Copy each line of the entries beneath that contains the word "JSON".
** Start Records supplied **
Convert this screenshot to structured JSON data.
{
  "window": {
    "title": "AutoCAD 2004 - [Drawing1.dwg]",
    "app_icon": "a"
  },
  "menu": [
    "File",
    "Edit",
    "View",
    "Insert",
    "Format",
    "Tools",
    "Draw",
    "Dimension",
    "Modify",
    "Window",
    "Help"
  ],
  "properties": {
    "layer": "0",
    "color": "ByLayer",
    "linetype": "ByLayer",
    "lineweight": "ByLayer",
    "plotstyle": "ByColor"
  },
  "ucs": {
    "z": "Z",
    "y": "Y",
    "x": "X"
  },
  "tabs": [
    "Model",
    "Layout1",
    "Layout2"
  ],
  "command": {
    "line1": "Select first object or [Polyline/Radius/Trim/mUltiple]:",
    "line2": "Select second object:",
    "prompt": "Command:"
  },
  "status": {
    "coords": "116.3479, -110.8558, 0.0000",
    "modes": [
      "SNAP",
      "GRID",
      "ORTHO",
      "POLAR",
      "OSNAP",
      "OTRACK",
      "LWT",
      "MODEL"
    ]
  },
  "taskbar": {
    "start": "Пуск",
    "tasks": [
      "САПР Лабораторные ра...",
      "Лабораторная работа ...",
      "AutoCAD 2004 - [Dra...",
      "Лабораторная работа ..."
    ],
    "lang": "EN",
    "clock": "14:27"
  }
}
** End Records supplied **
** Start Records supplied **
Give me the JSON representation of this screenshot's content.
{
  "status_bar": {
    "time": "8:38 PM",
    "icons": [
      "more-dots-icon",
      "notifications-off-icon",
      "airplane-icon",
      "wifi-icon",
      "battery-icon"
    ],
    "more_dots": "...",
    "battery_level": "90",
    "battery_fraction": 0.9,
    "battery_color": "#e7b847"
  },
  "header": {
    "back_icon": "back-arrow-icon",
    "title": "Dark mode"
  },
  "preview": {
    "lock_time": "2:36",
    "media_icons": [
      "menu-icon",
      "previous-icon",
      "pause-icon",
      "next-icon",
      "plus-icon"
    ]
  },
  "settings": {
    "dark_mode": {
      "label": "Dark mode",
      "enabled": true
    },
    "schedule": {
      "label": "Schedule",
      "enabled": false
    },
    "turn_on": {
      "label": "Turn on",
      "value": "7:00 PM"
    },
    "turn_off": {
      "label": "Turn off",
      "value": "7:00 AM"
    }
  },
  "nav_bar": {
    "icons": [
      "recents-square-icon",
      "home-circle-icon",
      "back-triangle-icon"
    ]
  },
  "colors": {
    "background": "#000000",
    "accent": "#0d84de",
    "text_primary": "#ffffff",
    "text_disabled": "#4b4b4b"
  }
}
** End Records supplied **
[Response]:
Convert this screenshot to structured JSON data.
Give me the JSON representation of this screenshot's content.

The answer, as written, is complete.